Stored rows:
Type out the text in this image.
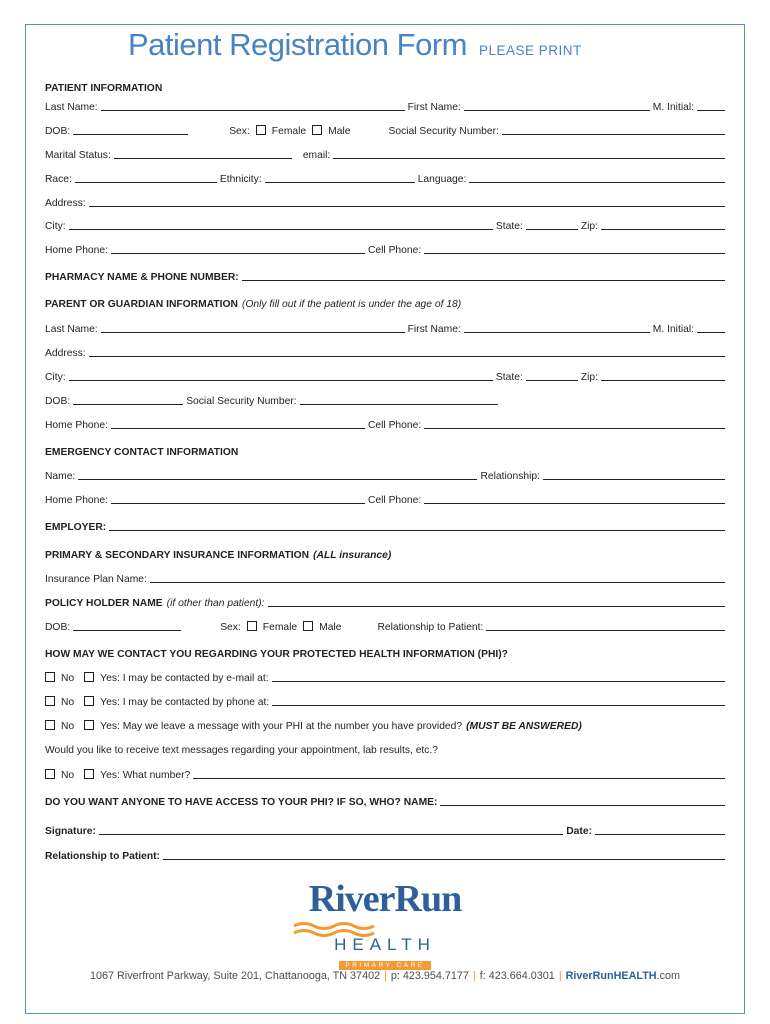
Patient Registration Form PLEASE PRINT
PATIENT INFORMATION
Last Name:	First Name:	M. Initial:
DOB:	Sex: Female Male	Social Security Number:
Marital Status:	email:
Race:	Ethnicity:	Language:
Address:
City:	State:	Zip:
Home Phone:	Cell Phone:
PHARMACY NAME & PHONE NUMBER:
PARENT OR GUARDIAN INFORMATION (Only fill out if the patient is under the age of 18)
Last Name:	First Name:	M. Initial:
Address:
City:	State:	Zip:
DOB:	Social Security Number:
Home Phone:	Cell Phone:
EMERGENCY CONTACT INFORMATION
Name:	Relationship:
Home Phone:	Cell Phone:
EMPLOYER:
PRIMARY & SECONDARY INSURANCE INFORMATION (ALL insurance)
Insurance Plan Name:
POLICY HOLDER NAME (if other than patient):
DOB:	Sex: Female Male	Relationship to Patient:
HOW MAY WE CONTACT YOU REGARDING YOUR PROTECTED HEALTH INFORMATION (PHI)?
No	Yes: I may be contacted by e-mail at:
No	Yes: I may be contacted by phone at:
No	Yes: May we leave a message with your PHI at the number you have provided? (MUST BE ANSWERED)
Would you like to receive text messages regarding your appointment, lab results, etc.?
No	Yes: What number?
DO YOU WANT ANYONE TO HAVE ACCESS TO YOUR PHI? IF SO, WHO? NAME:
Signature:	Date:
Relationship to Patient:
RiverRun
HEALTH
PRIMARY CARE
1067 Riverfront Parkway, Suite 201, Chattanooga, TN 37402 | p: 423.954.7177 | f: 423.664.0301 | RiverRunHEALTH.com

...

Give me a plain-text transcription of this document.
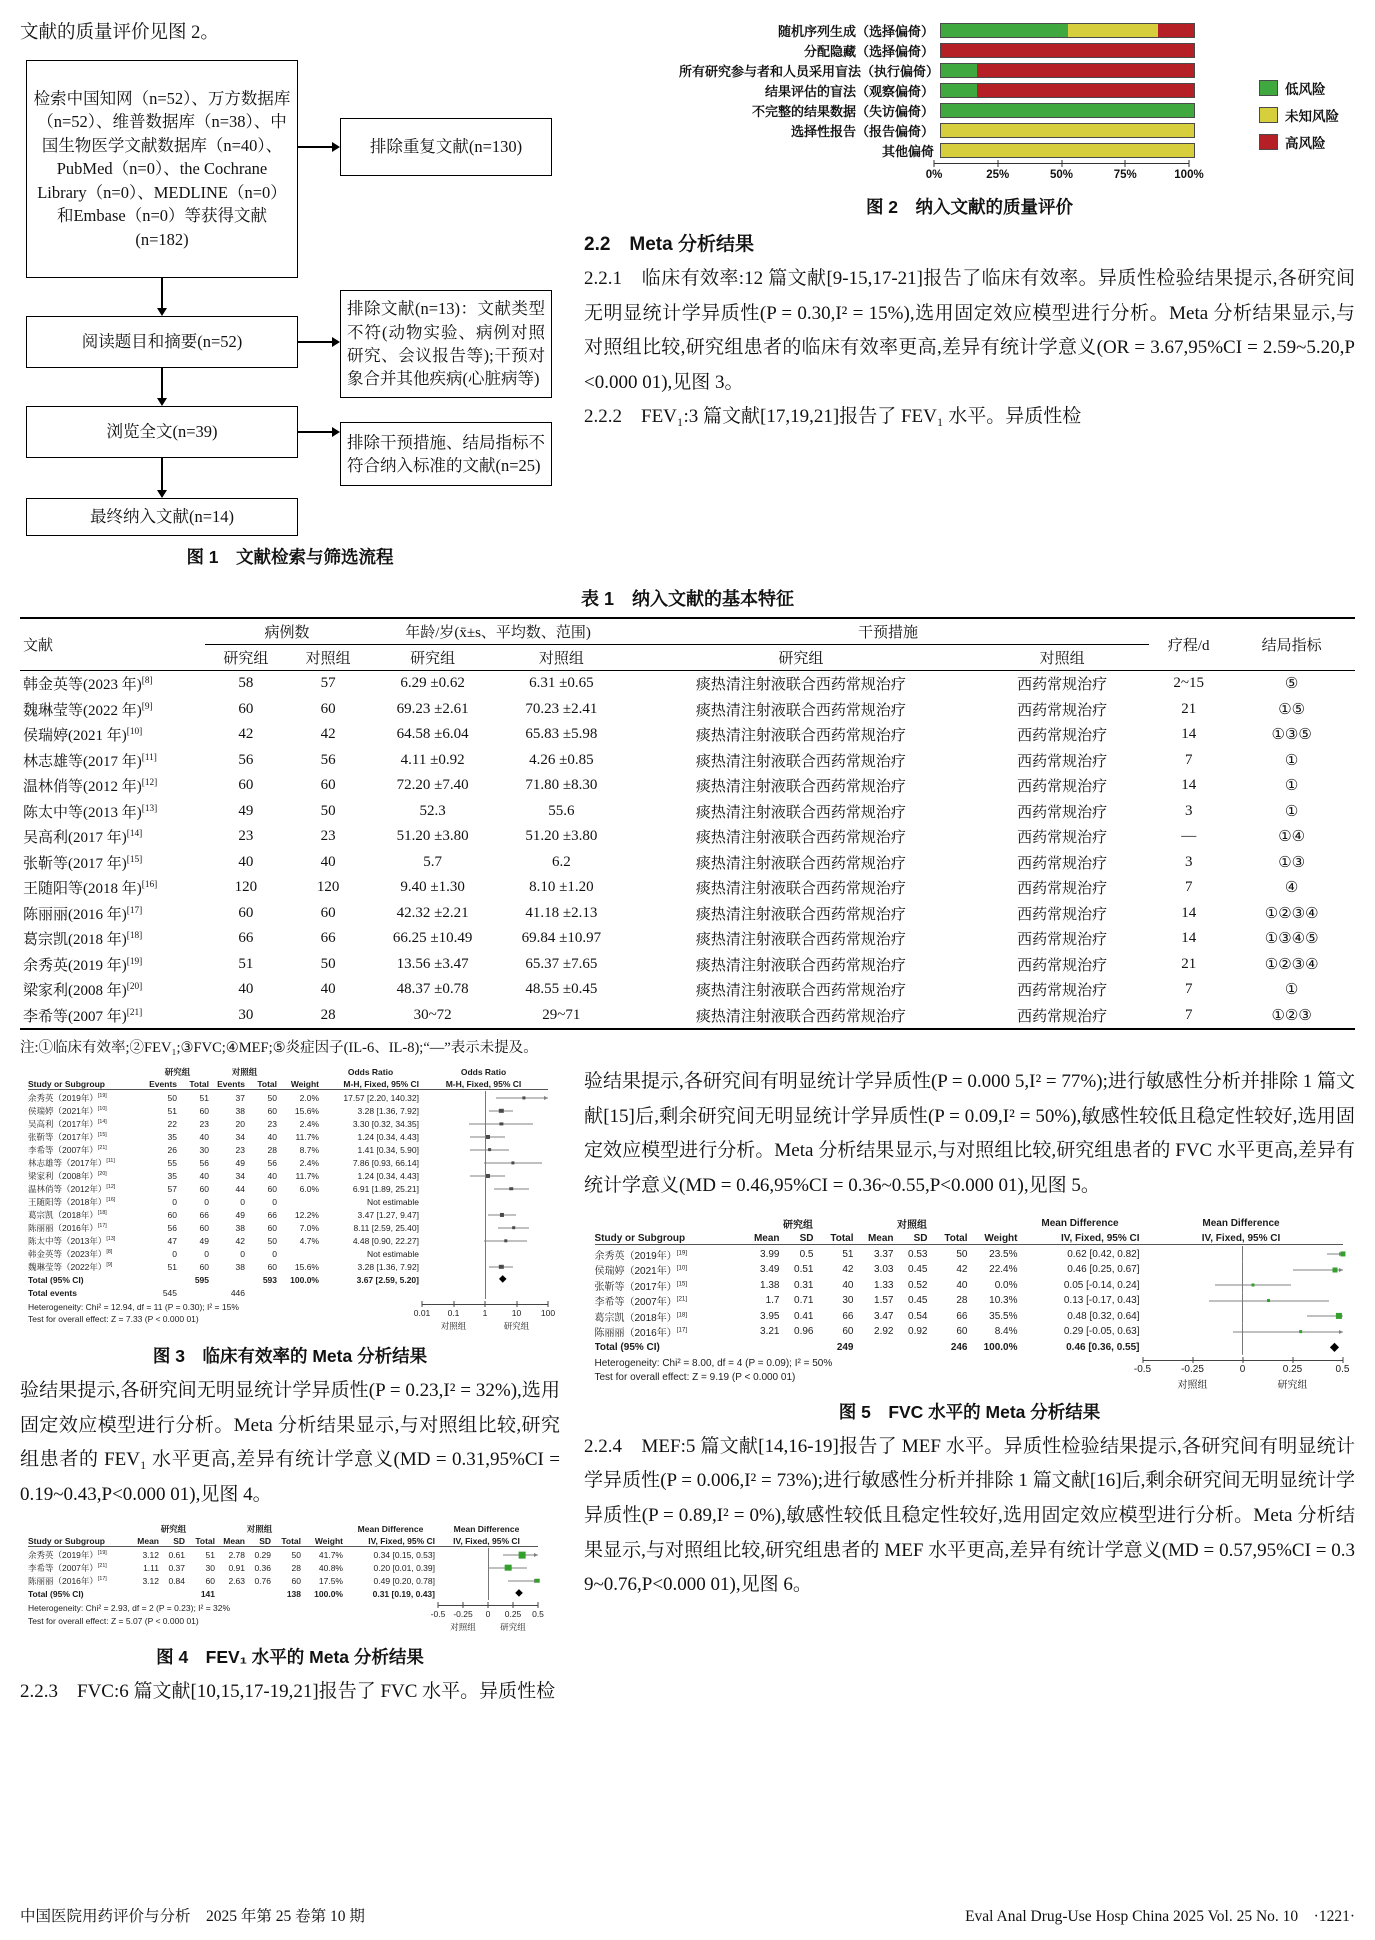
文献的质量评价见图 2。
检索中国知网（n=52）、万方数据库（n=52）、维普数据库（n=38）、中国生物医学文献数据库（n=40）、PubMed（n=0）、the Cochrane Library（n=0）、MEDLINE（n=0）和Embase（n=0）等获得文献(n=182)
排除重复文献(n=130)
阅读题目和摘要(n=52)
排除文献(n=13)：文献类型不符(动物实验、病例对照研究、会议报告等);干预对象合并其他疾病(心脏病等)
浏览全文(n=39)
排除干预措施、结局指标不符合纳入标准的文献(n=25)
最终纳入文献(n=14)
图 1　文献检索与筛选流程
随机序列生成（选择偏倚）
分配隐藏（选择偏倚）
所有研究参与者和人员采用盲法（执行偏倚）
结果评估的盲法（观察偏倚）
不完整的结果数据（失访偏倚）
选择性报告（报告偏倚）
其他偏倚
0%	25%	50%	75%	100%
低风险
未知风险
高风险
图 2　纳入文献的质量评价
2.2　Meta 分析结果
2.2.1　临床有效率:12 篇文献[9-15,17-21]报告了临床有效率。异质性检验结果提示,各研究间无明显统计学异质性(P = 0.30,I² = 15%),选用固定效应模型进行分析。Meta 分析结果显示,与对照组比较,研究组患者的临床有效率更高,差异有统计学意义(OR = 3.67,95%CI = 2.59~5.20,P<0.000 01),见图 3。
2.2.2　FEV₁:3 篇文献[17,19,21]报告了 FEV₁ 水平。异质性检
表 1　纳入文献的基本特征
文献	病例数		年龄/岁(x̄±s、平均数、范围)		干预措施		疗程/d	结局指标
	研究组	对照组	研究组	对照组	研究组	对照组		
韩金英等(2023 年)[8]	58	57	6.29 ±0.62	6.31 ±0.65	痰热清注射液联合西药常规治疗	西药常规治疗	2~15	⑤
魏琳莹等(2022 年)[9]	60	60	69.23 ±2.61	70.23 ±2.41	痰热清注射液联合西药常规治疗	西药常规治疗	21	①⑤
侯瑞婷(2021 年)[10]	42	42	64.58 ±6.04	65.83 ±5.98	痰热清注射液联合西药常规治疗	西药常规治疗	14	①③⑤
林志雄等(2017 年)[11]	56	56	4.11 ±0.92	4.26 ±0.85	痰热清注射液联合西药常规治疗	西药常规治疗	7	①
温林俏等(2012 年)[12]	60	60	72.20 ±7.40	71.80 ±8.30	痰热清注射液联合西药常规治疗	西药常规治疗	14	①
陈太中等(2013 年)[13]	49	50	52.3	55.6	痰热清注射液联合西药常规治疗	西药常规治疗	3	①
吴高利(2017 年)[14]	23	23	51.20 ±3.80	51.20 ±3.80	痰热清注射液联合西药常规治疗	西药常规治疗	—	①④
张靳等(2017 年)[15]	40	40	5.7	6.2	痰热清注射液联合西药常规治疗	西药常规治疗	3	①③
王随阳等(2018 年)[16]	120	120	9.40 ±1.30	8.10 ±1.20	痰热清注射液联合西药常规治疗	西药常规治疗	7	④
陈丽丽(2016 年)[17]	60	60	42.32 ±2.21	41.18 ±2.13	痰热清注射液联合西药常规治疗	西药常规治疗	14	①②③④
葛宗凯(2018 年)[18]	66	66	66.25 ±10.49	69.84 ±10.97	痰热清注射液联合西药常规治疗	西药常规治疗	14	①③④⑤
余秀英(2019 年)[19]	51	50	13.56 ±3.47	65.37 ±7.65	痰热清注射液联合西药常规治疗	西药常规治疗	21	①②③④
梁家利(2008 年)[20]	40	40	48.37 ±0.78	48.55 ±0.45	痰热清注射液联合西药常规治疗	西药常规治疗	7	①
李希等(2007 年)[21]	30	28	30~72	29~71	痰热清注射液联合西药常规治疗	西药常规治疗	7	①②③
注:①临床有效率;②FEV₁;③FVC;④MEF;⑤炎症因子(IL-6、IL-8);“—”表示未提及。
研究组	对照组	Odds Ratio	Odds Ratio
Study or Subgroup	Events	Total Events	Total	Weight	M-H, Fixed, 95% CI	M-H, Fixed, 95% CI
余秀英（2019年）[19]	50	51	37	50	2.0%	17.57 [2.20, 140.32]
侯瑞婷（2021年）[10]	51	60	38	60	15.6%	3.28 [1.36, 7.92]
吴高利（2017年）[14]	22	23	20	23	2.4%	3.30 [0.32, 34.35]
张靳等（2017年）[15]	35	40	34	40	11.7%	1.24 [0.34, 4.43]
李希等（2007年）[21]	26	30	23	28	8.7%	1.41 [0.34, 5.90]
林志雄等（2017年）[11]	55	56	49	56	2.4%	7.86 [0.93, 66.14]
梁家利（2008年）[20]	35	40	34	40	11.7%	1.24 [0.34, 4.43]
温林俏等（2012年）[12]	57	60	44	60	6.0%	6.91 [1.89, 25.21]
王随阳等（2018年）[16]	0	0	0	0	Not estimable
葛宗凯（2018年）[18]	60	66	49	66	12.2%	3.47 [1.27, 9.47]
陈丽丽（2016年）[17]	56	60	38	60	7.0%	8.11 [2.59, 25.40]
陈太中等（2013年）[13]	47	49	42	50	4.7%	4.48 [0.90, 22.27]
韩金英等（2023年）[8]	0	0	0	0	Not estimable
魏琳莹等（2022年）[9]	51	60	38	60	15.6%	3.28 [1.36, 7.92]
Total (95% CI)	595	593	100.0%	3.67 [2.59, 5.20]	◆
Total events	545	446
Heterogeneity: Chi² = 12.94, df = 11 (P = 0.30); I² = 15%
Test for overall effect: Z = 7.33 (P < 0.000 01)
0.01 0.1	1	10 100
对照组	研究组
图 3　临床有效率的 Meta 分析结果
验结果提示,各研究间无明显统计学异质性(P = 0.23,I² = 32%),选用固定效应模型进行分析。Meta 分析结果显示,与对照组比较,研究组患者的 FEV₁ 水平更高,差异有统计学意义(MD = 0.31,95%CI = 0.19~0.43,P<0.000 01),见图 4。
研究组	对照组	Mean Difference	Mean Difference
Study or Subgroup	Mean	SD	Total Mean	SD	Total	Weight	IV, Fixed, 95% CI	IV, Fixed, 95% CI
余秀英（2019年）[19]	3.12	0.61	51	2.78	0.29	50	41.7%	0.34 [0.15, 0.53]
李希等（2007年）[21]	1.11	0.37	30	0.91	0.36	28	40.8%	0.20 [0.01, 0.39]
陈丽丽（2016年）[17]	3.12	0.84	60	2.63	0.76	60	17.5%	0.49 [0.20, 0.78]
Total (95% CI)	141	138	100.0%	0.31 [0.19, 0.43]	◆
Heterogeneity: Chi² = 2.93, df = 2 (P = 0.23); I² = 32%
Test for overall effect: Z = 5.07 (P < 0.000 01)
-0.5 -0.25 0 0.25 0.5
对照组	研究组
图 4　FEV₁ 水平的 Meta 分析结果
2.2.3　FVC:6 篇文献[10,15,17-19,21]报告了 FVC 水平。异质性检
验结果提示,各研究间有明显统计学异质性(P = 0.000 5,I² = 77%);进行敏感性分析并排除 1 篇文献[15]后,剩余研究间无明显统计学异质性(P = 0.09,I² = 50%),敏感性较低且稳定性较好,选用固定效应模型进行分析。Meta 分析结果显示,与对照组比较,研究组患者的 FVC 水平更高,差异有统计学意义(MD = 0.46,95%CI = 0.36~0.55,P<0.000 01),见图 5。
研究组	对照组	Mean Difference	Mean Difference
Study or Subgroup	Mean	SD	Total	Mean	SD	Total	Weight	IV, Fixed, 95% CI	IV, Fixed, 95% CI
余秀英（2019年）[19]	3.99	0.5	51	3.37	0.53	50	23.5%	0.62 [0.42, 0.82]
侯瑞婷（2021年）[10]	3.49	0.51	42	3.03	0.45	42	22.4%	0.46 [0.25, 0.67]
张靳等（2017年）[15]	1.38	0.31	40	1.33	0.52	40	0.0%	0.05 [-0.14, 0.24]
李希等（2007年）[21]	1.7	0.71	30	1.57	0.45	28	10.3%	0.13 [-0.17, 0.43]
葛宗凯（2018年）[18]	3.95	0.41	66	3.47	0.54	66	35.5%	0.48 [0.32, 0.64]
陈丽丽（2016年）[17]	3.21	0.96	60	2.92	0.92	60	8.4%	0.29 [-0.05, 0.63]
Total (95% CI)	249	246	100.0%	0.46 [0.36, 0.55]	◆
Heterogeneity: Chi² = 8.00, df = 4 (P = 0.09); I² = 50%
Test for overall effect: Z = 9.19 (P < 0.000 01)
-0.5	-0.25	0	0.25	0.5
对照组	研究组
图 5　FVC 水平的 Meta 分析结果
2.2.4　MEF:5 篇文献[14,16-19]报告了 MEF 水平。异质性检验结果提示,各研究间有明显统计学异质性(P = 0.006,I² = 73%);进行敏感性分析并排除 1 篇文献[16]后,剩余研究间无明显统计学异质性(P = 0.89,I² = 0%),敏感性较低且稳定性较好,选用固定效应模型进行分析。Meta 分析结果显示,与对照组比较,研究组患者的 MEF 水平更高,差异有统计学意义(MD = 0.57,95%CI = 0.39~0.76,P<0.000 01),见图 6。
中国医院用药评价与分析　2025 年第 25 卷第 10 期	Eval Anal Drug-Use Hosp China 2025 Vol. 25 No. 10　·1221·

Aim of the task:
Report every line in the data above in which the word "overall" appears.

Completed task:
Test for overall effect: Z = 7.33 (P < 0.000 01)
Test for overall effect: Z = 5.07 (P < 0.000 01)
Test for overall effect: Z = 9.19 (P < 0.000 01)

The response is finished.